— Work to complete —
Identify all lines in the data containing the string "PDMS". Copy them out.

— Input for this task —

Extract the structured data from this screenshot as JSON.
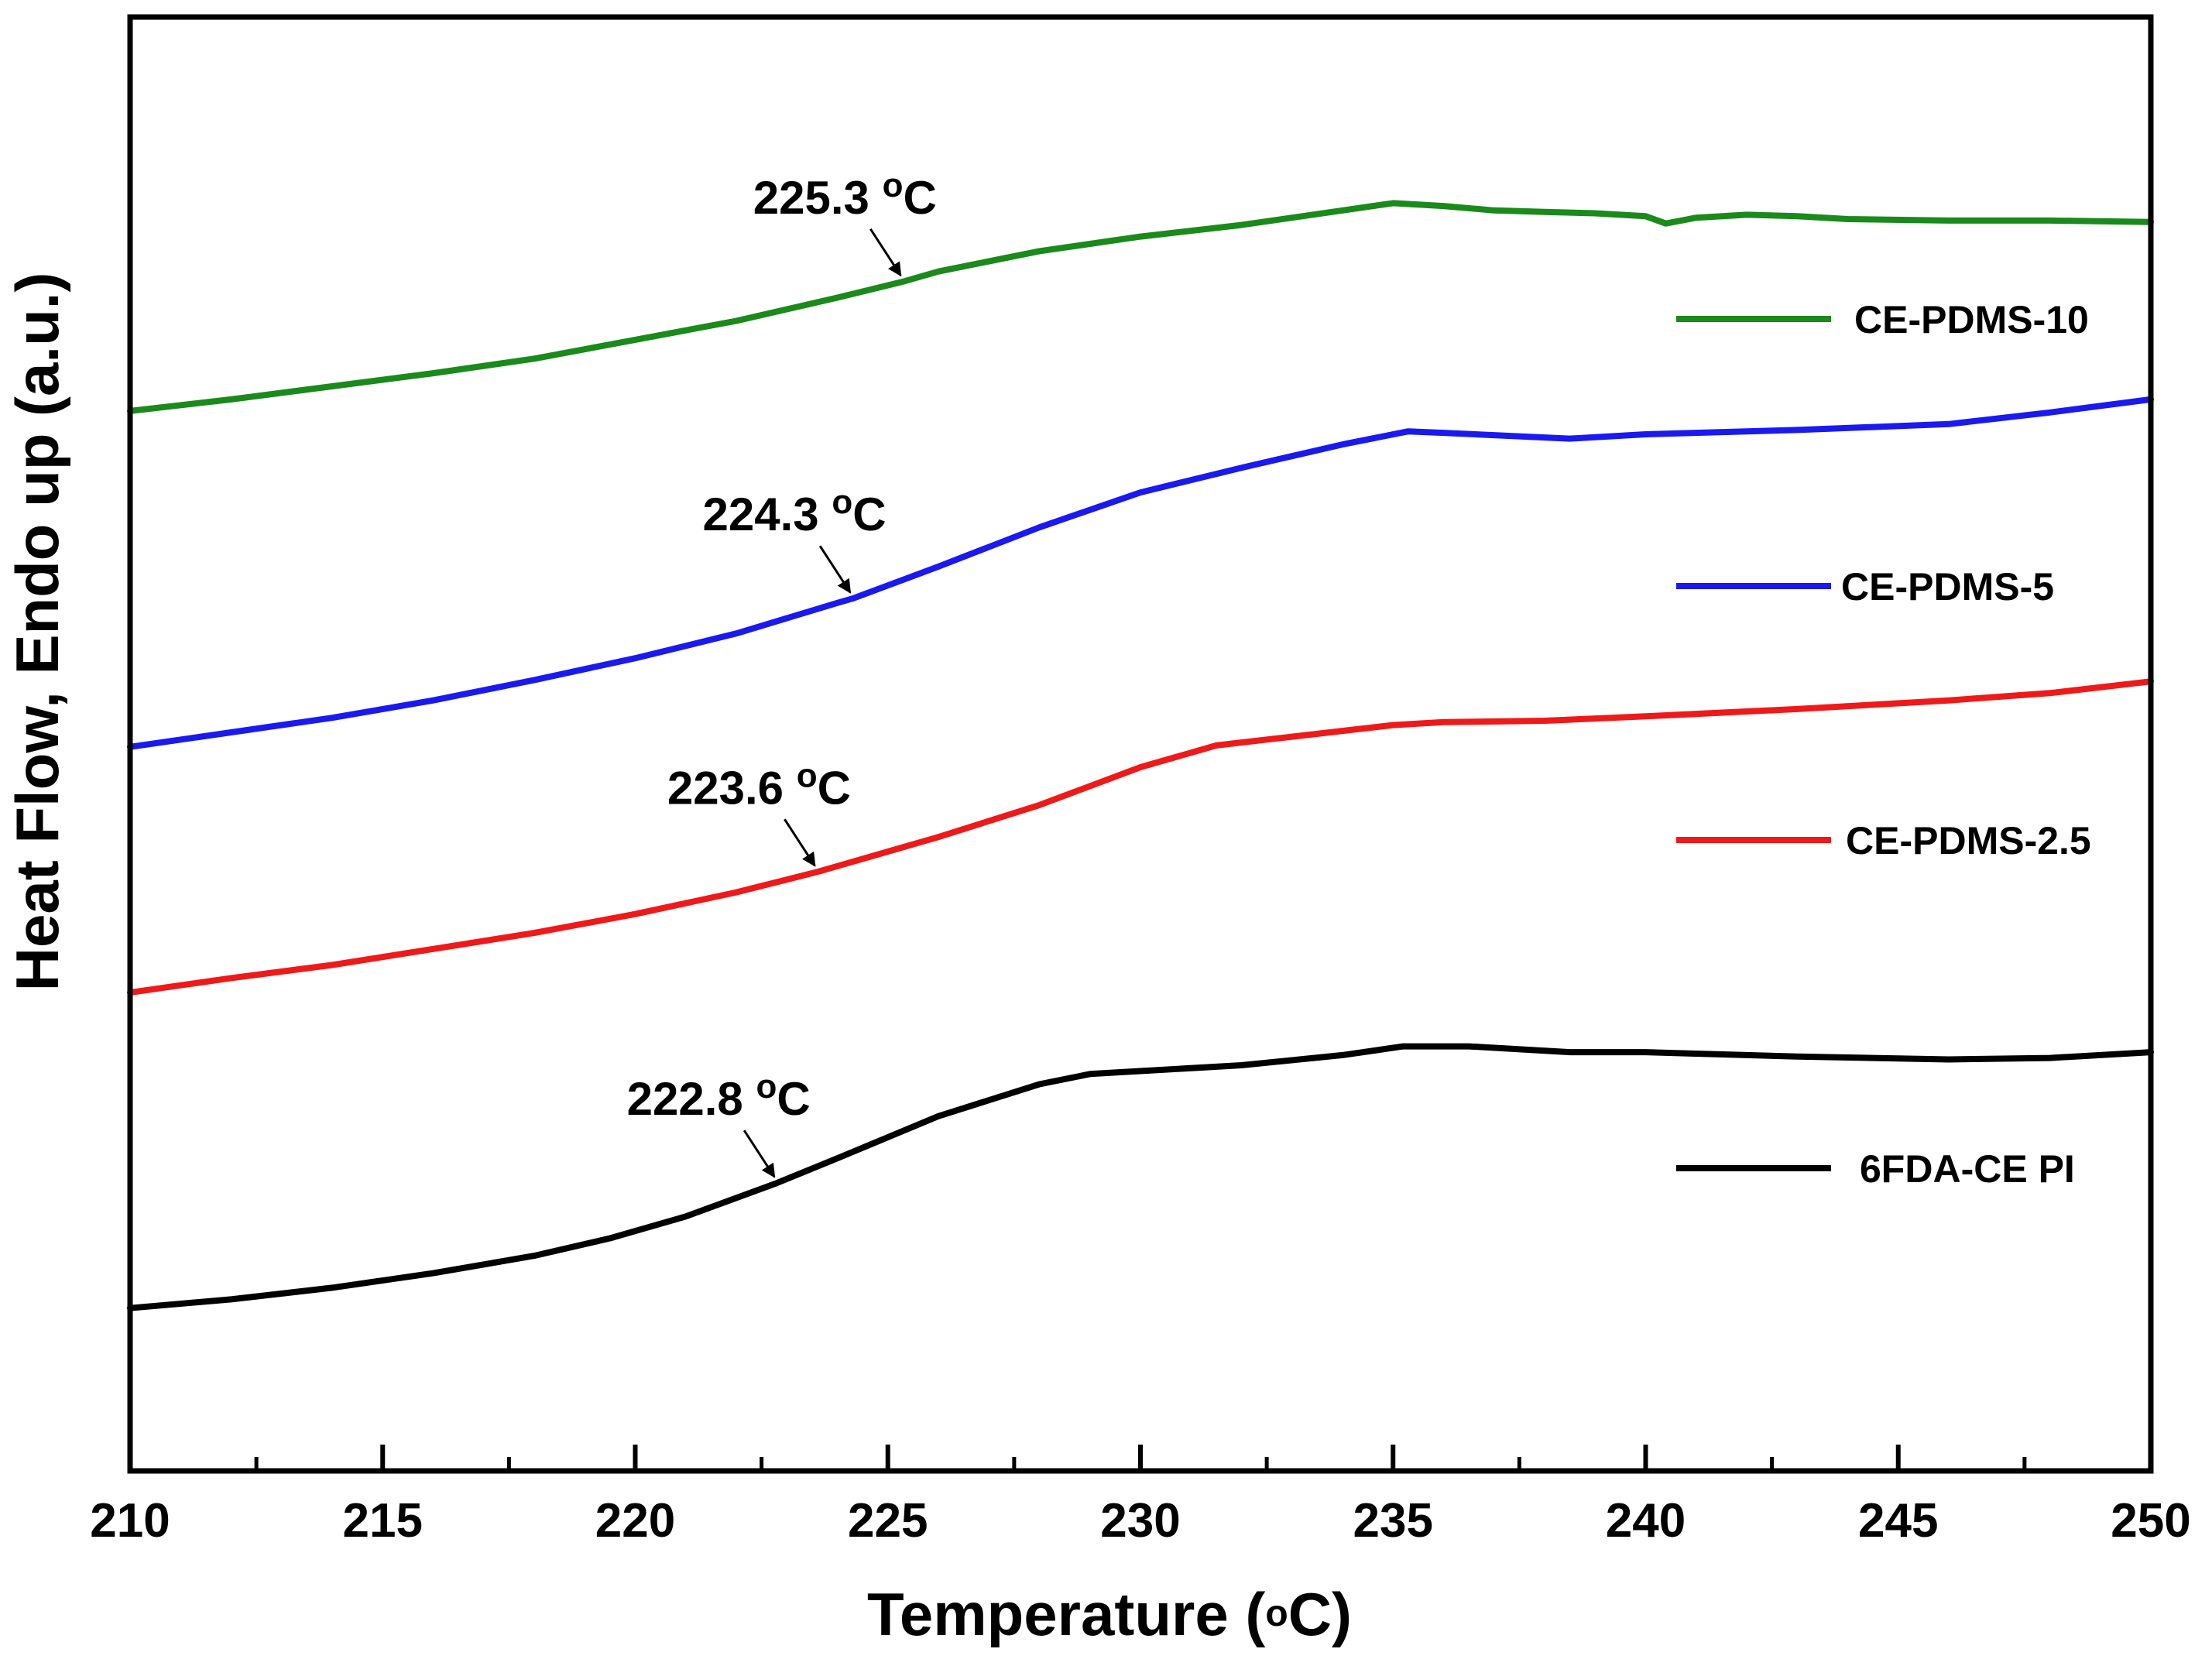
{
  "chart_data": {
    "type": "line",
    "title": "",
    "xlabel": "Temperature (",
    "xlabel_unit_sup": "o",
    "xlabel_unit": "C)",
    "ylabel": "Heat Flow, Endo up (a.u.)",
    "xlim": [
      210,
      250
    ],
    "ylim": [
      0,
      100
    ],
    "x_ticks": [
      210,
      215,
      220,
      225,
      230,
      235,
      240,
      245,
      250
    ],
    "x_minor_ticks": [
      212.5,
      217.5,
      222.5,
      227.5,
      232.5,
      237.5,
      242.5,
      247.5
    ],
    "grid": false,
    "legend_position": "right",
    "series": [
      {
        "name": "CE-PDMS-10",
        "color": "#1a8a1a",
        "points": [
          [
            210,
            72.9
          ],
          [
            212,
            73.7
          ],
          [
            214,
            74.6
          ],
          [
            216,
            75.5
          ],
          [
            218,
            76.5
          ],
          [
            220,
            77.8
          ],
          [
            222,
            79.1
          ],
          [
            224,
            80.7
          ],
          [
            225.3,
            81.8
          ],
          [
            226,
            82.5
          ],
          [
            228,
            83.9
          ],
          [
            230,
            84.9
          ],
          [
            232,
            85.7
          ],
          [
            234,
            86.7
          ],
          [
            235,
            87.2
          ],
          [
            236,
            87.0
          ],
          [
            237,
            86.7
          ],
          [
            238,
            86.6
          ],
          [
            239,
            86.5
          ],
          [
            240,
            86.3
          ],
          [
            240.4,
            85.8
          ],
          [
            241,
            86.2
          ],
          [
            242,
            86.4
          ],
          [
            243,
            86.3
          ],
          [
            244,
            86.1
          ],
          [
            246,
            86.0
          ],
          [
            248,
            86.0
          ],
          [
            250,
            85.9
          ]
        ]
      },
      {
        "name": "CE-PDMS-5",
        "color": "#1a1aee",
        "points": [
          [
            210,
            49.8
          ],
          [
            212,
            50.8
          ],
          [
            214,
            51.8
          ],
          [
            216,
            53.0
          ],
          [
            218,
            54.4
          ],
          [
            220,
            55.9
          ],
          [
            222,
            57.6
          ],
          [
            224,
            59.7
          ],
          [
            224.3,
            60.0
          ],
          [
            226,
            62.2
          ],
          [
            228,
            64.9
          ],
          [
            230,
            67.3
          ],
          [
            232,
            69.0
          ],
          [
            234,
            70.6
          ],
          [
            235.3,
            71.5
          ],
          [
            236,
            71.4
          ],
          [
            238.5,
            71.0
          ],
          [
            240,
            71.3
          ],
          [
            243,
            71.6
          ],
          [
            246,
            72.0
          ],
          [
            248,
            72.8
          ],
          [
            250,
            73.7
          ]
        ]
      },
      {
        "name": "CE-PDMS-2.5",
        "color": "#ee1a1a",
        "points": [
          [
            210,
            32.9
          ],
          [
            212,
            33.9
          ],
          [
            214,
            34.8
          ],
          [
            216,
            35.9
          ],
          [
            218,
            37.0
          ],
          [
            220,
            38.3
          ],
          [
            222,
            39.8
          ],
          [
            223.6,
            41.2
          ],
          [
            224,
            41.6
          ],
          [
            226,
            43.6
          ],
          [
            228,
            45.8
          ],
          [
            230,
            48.4
          ],
          [
            231.5,
            49.9
          ],
          [
            233,
            50.5
          ],
          [
            235,
            51.3
          ],
          [
            236,
            51.5
          ],
          [
            238,
            51.6
          ],
          [
            240,
            51.9
          ],
          [
            243,
            52.4
          ],
          [
            246,
            53.0
          ],
          [
            248,
            53.5
          ],
          [
            250,
            54.3
          ]
        ]
      },
      {
        "name": "6FDA-CE PI",
        "color": "#000000",
        "points": [
          [
            210,
            11.2
          ],
          [
            212,
            11.8
          ],
          [
            214,
            12.6
          ],
          [
            216,
            13.6
          ],
          [
            218,
            14.8
          ],
          [
            219.5,
            16.0
          ],
          [
            221,
            17.5
          ],
          [
            222.8,
            19.8
          ],
          [
            224,
            21.5
          ],
          [
            226,
            24.4
          ],
          [
            228,
            26.6
          ],
          [
            229,
            27.3
          ],
          [
            230,
            27.5
          ],
          [
            232,
            27.9
          ],
          [
            234,
            28.6
          ],
          [
            235.2,
            29.2
          ],
          [
            236.5,
            29.2
          ],
          [
            238.5,
            28.8
          ],
          [
            240,
            28.8
          ],
          [
            243,
            28.5
          ],
          [
            246,
            28.3
          ],
          [
            248,
            28.4
          ],
          [
            250,
            28.8
          ]
        ]
      }
    ],
    "annotations": [
      {
        "label": "225.3",
        "sup": "o",
        "unit": "C",
        "x": 225.3,
        "series": "CE-PDMS-10"
      },
      {
        "label": "224.3",
        "sup": "o",
        "unit": "C",
        "x": 224.3,
        "series": "CE-PDMS-5"
      },
      {
        "label": "223.6",
        "sup": "o",
        "unit": "C",
        "x": 223.6,
        "series": "CE-PDMS-2.5"
      },
      {
        "label": "222.8",
        "sup": "o",
        "unit": "C",
        "x": 222.8,
        "series": "6FDA-CE PI"
      }
    ]
  }
}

— Solution for this problem —
        "name": "CE-PDMS-10",
        "name": "CE-PDMS-5",
        "name": "CE-PDMS-2.5",
        "series": "CE-PDMS-10"
        "series": "CE-PDMS-5"
        "series": "CE-PDMS-2.5"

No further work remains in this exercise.